**Required task**
Please give the count of lines holding the string "pmdie" and nothing besides.

[START OF Data entries]

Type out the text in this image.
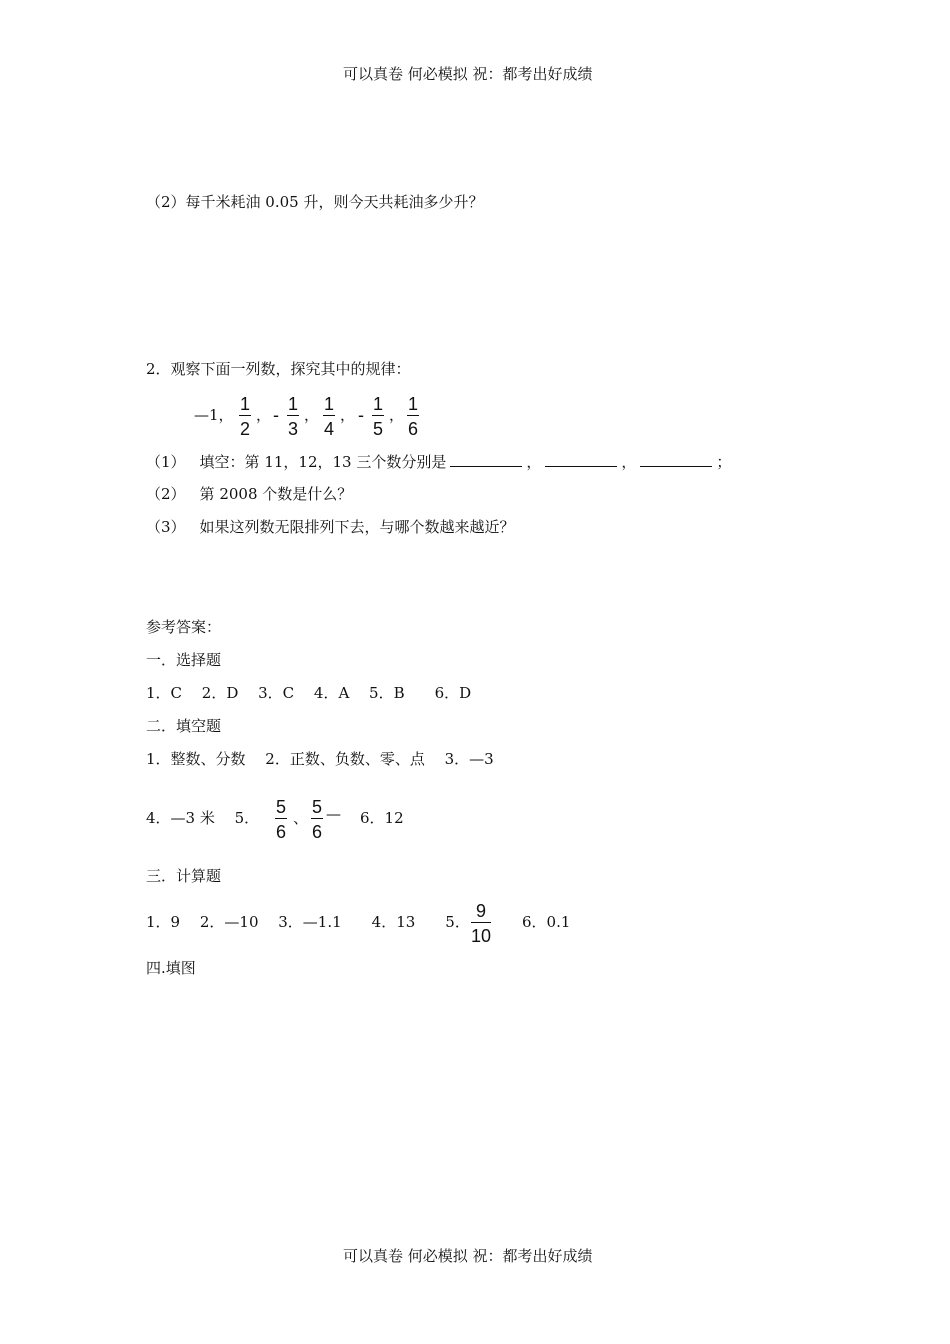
可以真卷 何必模拟 祝：都考出好成绩
（2）每千米耗油 0.05 升，则今天共耗油多少升？
2．观察下面一列数，探究其中的规律：
—1，
1
2
， -
1
3
，
1
4
， -
1
5
，
1
6
（1） 填空：第 11，12，13 三个数分别是	，	，	；
（2） 第 2008 个数是什么？
（3） 如果这列数无限排列下去，与哪个数越来越近？
参考答案：
一．选择题
1．C　 2．D　 3．C　 4．A　 5．B　　6．D
二．填空题
1．整数、分数　 2．正数、负数、零、点　 3．—3
4．—3 米　 5．
5
6
、
5
6
— 6．12
三．计算题
1．9　 2．—10　 3．—1.1　　4．13　　5．
9
10
6．0.1
四.填图
可以真卷 何必模拟 祝：都考出好成绩
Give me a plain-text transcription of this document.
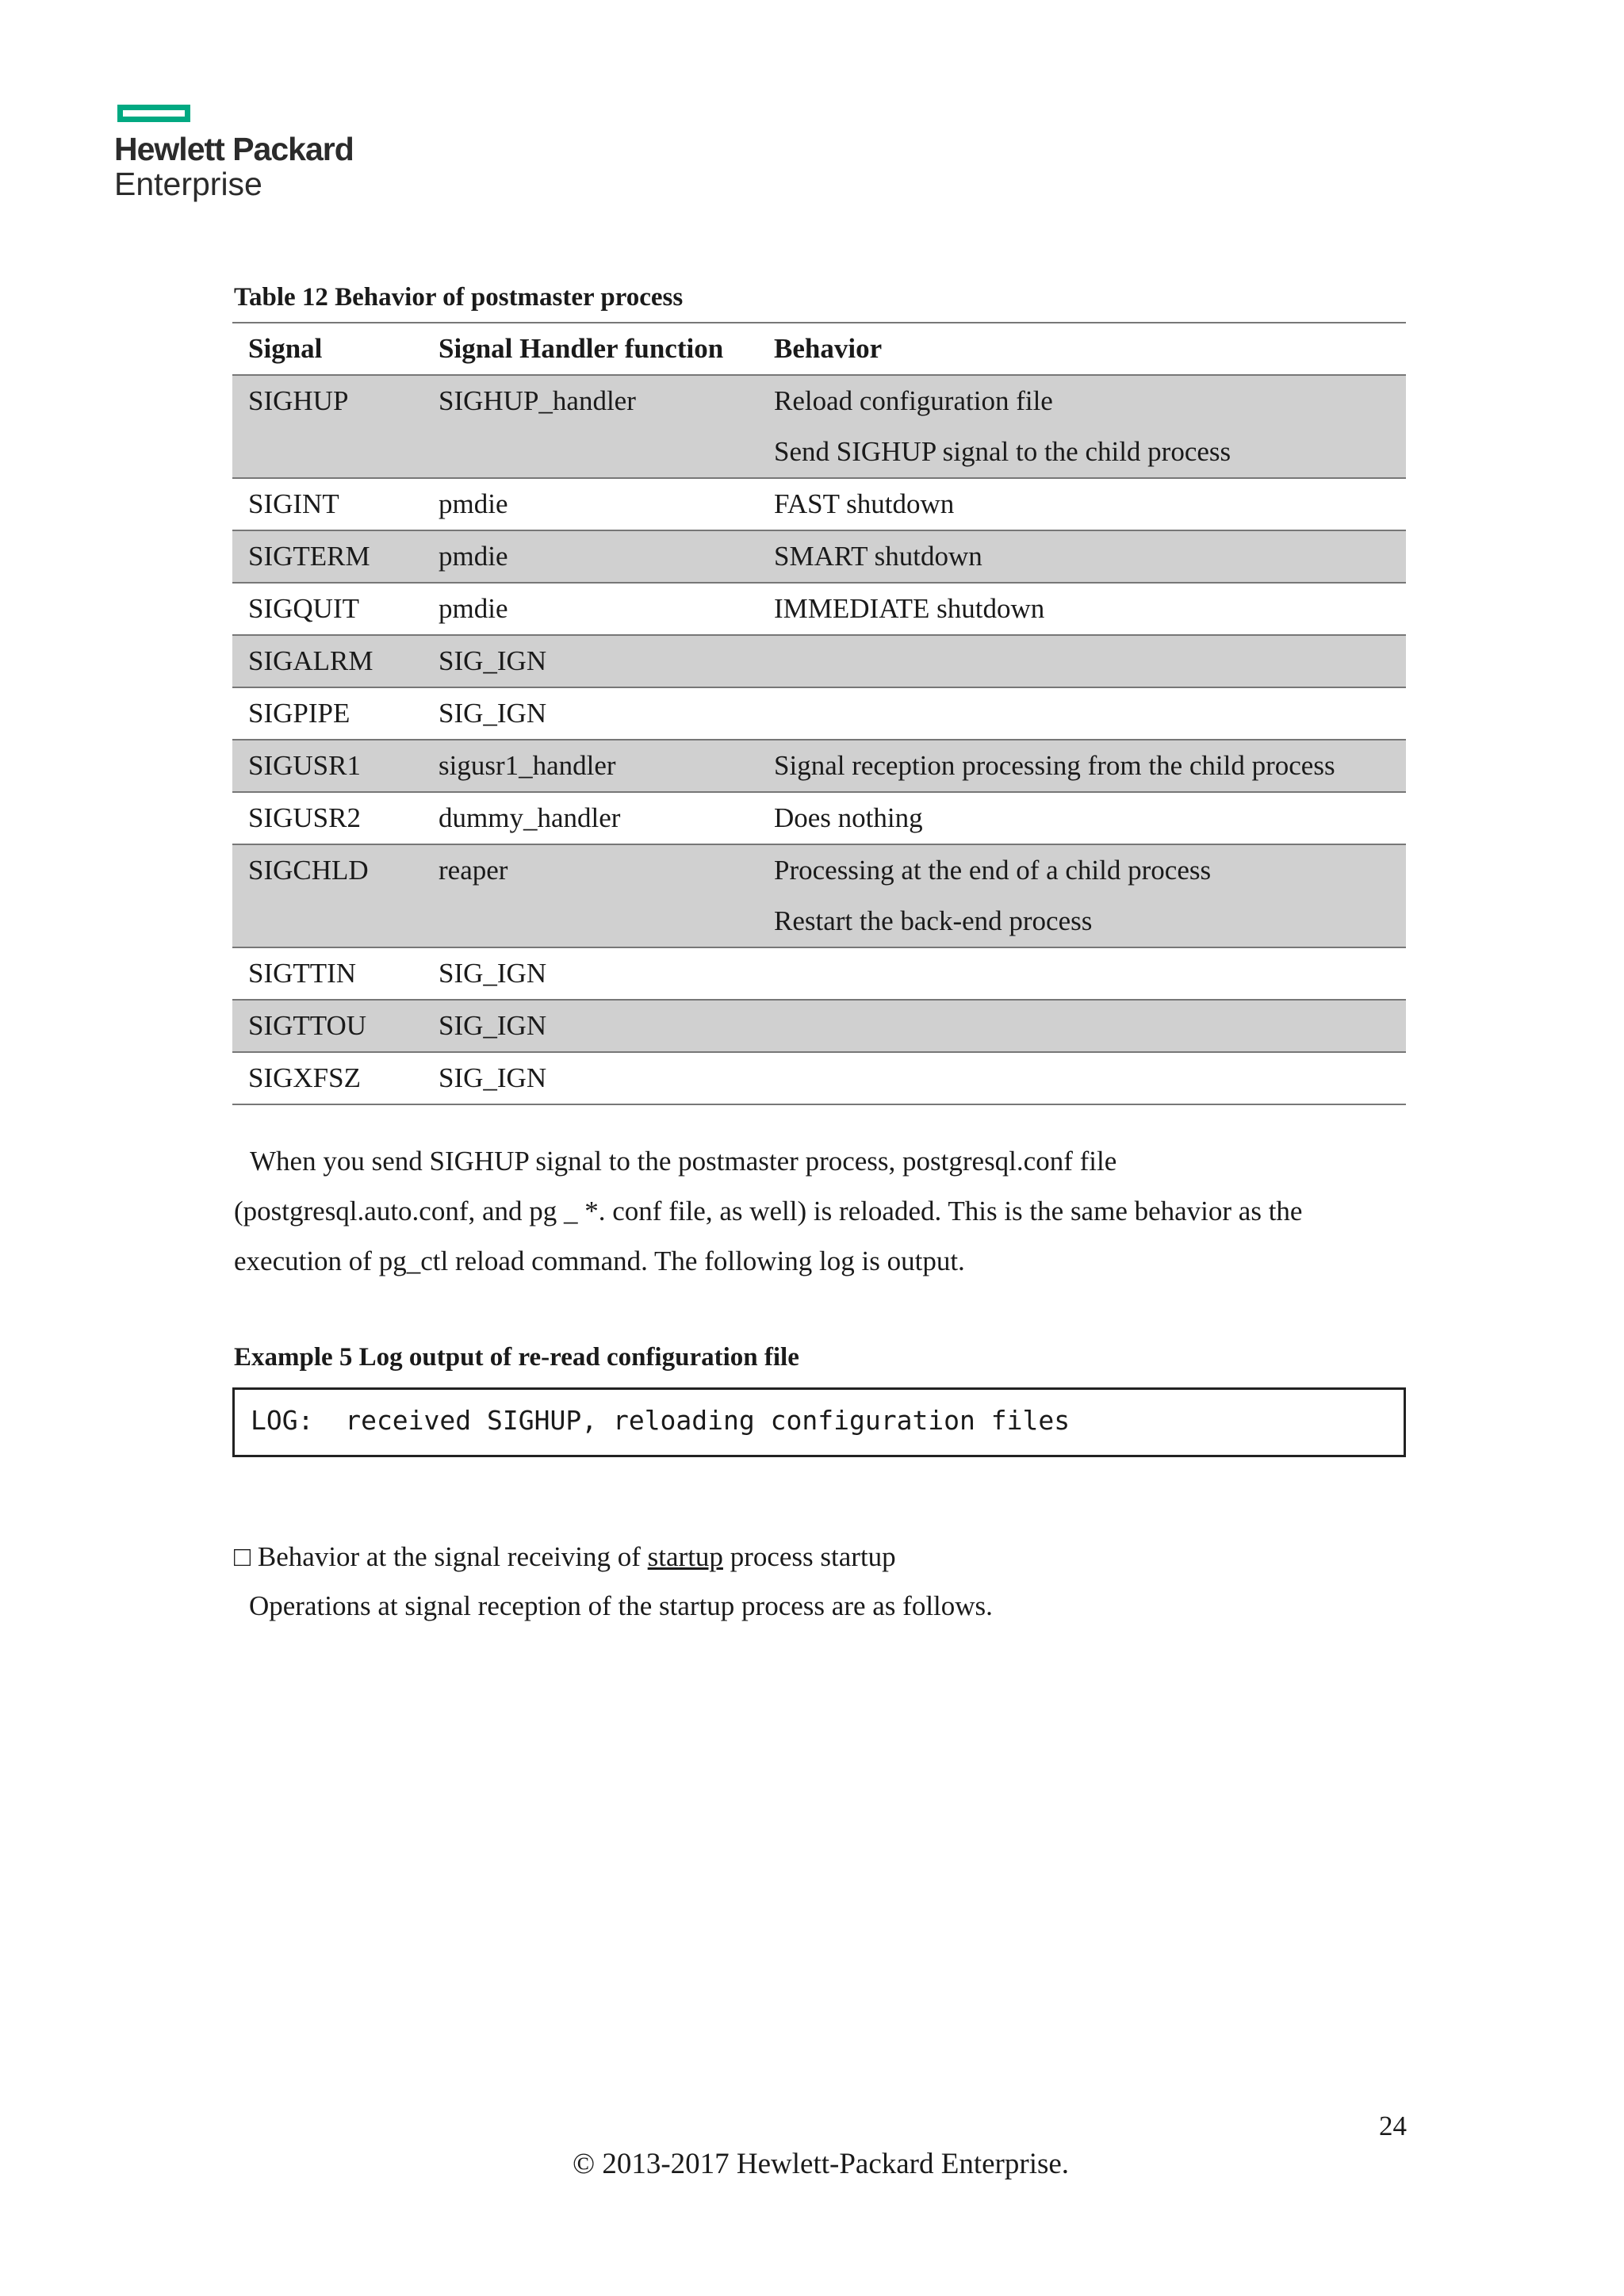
Hewlett Packard
Enterprise
Table 12 Behavior of postmaster process
Signal	Signal Handler function	Behavior
SIGHUP	SIGHUP_handler	Reload configuration file
Send SIGHUP signal to the child process

SIGINT	pmdie	FAST shutdown
SIGTERM	pmdie	SMART shutdown
SIGQUIT	pmdie	IMMEDIATE shutdown
SIGALRM	SIG_IGN	
SIGPIPE	SIG_IGN	
SIGUSR1	sigusr1_handler	Signal reception processing from the child process
SIGUSR2	dummy_handler	Does nothing
SIGCHLD	reaper	Processing at the end of a child process
Restart the back-end process

SIGTTIN	SIG_IGN	
SIGTTOU	SIG_IGN	
SIGXFSZ	SIG_IGN	
When you send SIGHUP signal to the postmaster process, postgresql.conf file
(postgresql.auto.conf, and pg _ *. conf file, as well) is reloaded. This is the same behavior as the
execution of pg_ctl reload command. The following log is output.
Example 5 Log output of re-read configuration file
LOG:  received SIGHUP, reloading configuration files
□ Behavior at the signal receiving of startup process startup
Operations at signal reception of the startup process are as follows.
24
© 2013-2017 Hewlett-Packard Enterprise.
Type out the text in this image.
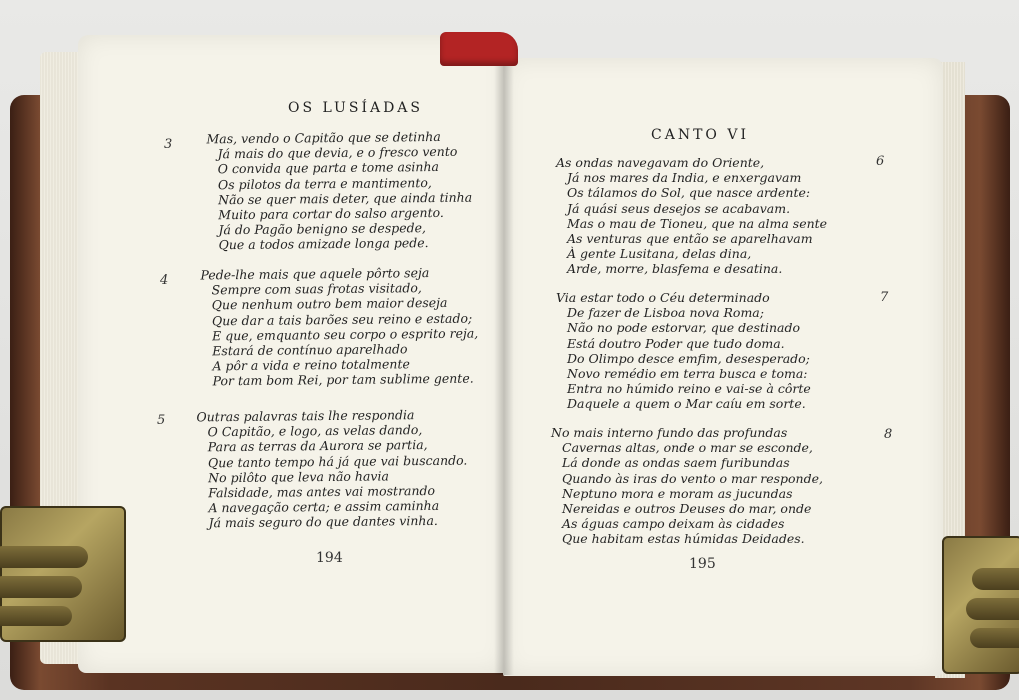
OS LUSÍADAS
3	Mas, vendo o Capitão que se detinha
Já mais do que devia, e o fresco vento
O convida que parta e tome asinha
Os pilotos da terra e mantimento,
Não se quer mais deter, que ainda tinha
Muito para cortar do salso argento.
Já do Pagão benigno se despede,
Que a todos amizade longa pede.
4	Pede-lhe mais que aquele pôrto seja
Sempre com suas frotas visitado,
Que nenhum outro bem maior deseja
Que dar a tais barões seu reino e estado;
E que, emquanto seu corpo o esprito reja,
Estará de contínuo aparelhado
A pôr a vida e reino totalmente
Por tam bom Rei, por tam sublime gente.
5 Outras palavras tais lhe respondia
O Capitão, e logo, as velas dando,
Para as terras da Aurora se partia,
Que tanto tempo há já que vai buscando.
No pilôto que leva não havia
Falsidade, mas antes vai mostrando
A navegação certa; e assim caminha
Já mais seguro do que dantes vinha.
194
CANTO VI
6
As ondas navegavam do Oriente,
Já nos mares da India, e enxergavam
Os tálamos do Sol, que nasce ardente:
Já quási seus desejos se acabavam.
Mas o mau de Tioneu, que na alma sente
As venturas que então se aparelhavam
À gente Lusitana, delas dina,
Arde, morre, blasfema e desatina.
7
Via estar todo o Céu determinado
De fazer de Lisboa nova Roma;
Não no pode estorvar, que destinado
Está doutro Poder que tudo doma.
Do Olimpo desce emfim, desesperado;
Novo remédio em terra busca e toma:
Entra no húmido reino e vai-se à côrte
Daquele a quem o Mar caíu em sorte.
8
No mais interno fundo das profundas
Cavernas altas, onde o mar se esconde,
Lá donde as ondas saem furibundas
Quando às iras do vento o mar responde,
Neptuno mora e moram as jucundas
Nereidas e outros Deuses do mar, onde
As águas campo deixam às cidades
Que habitam estas húmidas Deidades.
195
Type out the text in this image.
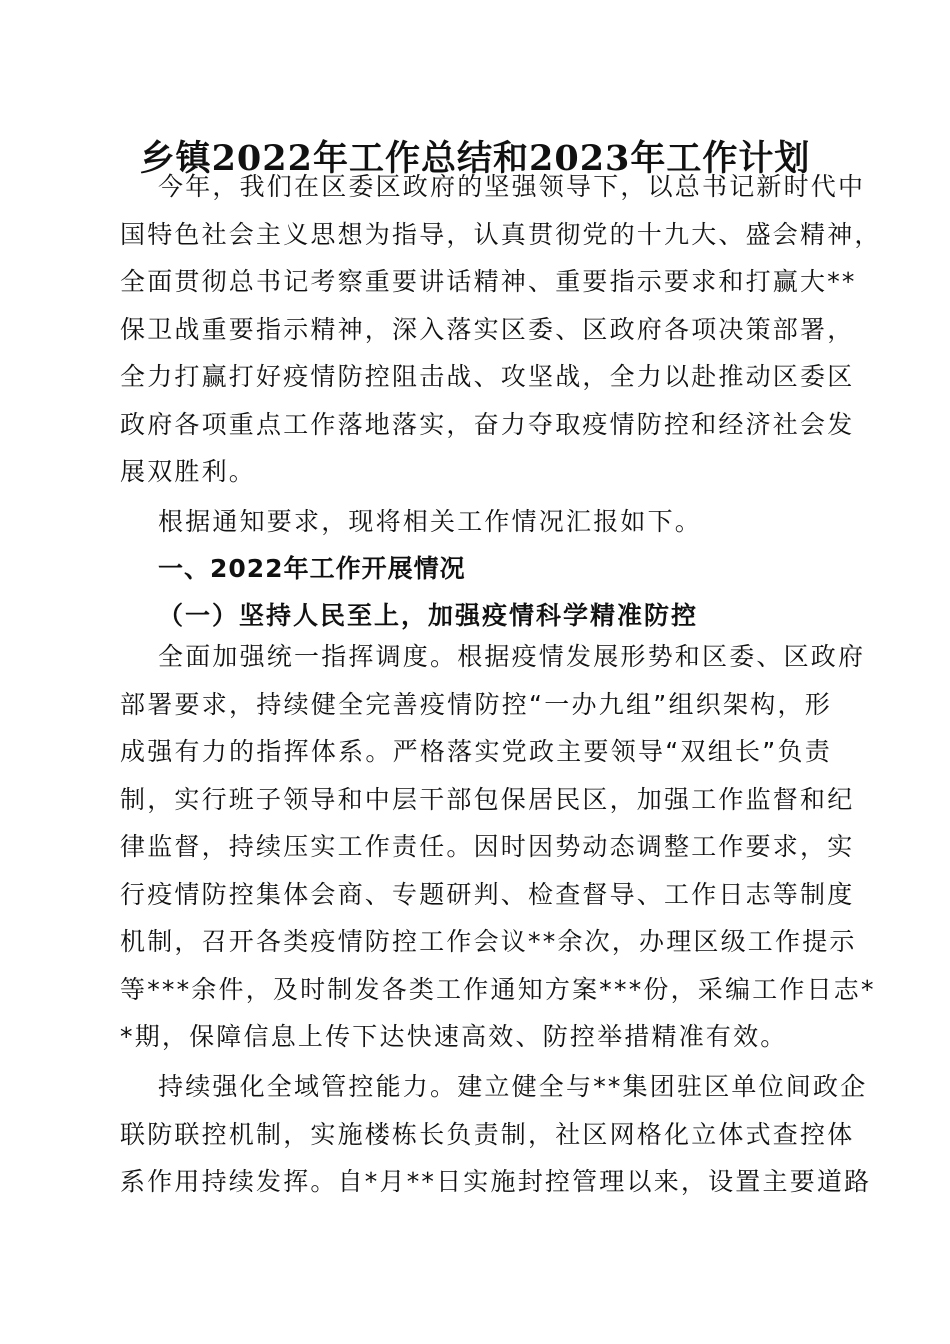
乡镇2022年工作总结和2023年工作计划
今年，我们在区委区政府的坚强领导下，以总书记新时代中
国特色社会主义思想为指导，认真贯彻党的十九大、盛会精神，
全面贯彻总书记考察重要讲话精神、重要指示要求和打赢大**
保卫战重要指示精神，深入落实区委、区政府各项决策部署，
全力打赢打好疫情防控阻击战、攻坚战，全力以赴推动区委区
政府各项重点工作落地落实，奋力夺取疫情防控和经济社会发
展双胜利。
根据通知要求，现将相关工作情况汇报如下。
一、2022年工作开展情况
（一）坚持人民至上，加强疫情科学精准防控
全面加强统一指挥调度。根据疫情发展形势和区委、区政府
部署要求，持续健全完善疫情防控“一办九组”组织架构，形
成强有力的指挥体系。严格落实党政主要领导“双组长”负责
制，实行班子领导和中层干部包保居民区，加强工作监督和纪
律监督，持续压实工作责任。因时因势动态调整工作要求，实
行疫情防控集体会商、专题研判、检查督导、工作日志等制度
机制，召开各类疫情防控工作会议**余次，办理区级工作提示
等***余件，及时制发各类工作通知方案***份，采编工作日志*
*期，保障信息上传下达快速高效、防控举措精准有效。
持续强化全域管控能力。建立健全与**集团驻区单位间政企
联防联控机制，实施楼栋长负责制，社区网格化立体式查控体
系作用持续发挥。自*月**日实施封控管理以来，设置主要道路
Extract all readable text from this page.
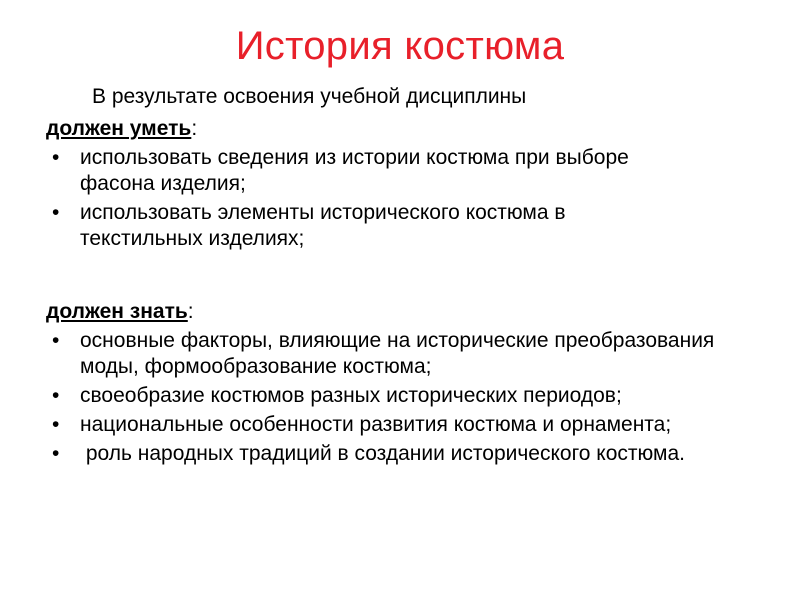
История костюма
В результате освоения учебной дисциплины
должен уметь:
• использовать сведения из истории костюма при выборе фасона изделия;
• использовать элементы исторического костюма в текстильных изделиях;
должен знать:
• основные факторы, влияющие на исторические преобразования моды, формообразование костюма;
• своеобразие костюмов разных исторических периодов;
• национальные особенности развития костюма и орнамента;
• роль народных традиций в создании исторического костюма.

[END OF Data entries]

**Output for this exercise**
3